START Data shown
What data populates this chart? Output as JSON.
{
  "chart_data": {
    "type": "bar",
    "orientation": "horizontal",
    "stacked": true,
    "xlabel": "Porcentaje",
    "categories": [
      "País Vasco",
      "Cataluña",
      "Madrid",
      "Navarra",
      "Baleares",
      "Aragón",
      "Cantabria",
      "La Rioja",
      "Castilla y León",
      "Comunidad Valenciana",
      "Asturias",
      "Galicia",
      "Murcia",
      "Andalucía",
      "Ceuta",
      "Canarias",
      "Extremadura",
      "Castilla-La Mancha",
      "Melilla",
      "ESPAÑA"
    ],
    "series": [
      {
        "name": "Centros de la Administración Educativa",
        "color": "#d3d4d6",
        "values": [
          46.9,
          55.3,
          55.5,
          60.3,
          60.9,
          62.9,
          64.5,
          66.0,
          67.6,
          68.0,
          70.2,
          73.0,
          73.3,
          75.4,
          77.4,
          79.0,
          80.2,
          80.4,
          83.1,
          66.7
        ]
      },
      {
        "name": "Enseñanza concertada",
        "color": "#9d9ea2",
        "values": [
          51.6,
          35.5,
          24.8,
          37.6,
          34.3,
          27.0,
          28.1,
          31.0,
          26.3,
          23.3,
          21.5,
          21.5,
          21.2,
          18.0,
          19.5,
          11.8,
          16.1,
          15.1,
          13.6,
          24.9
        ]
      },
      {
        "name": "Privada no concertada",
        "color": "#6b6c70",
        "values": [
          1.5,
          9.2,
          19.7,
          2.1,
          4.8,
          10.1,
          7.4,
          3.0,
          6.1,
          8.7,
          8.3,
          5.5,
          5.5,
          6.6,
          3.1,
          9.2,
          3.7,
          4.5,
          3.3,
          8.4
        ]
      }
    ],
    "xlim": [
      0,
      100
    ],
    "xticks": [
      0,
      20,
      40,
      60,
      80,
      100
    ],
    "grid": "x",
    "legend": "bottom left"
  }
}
END Data shown
**Instructions to follow**
Look through the entries above and count each line holding "color"; report the count alone.

**Response below**
3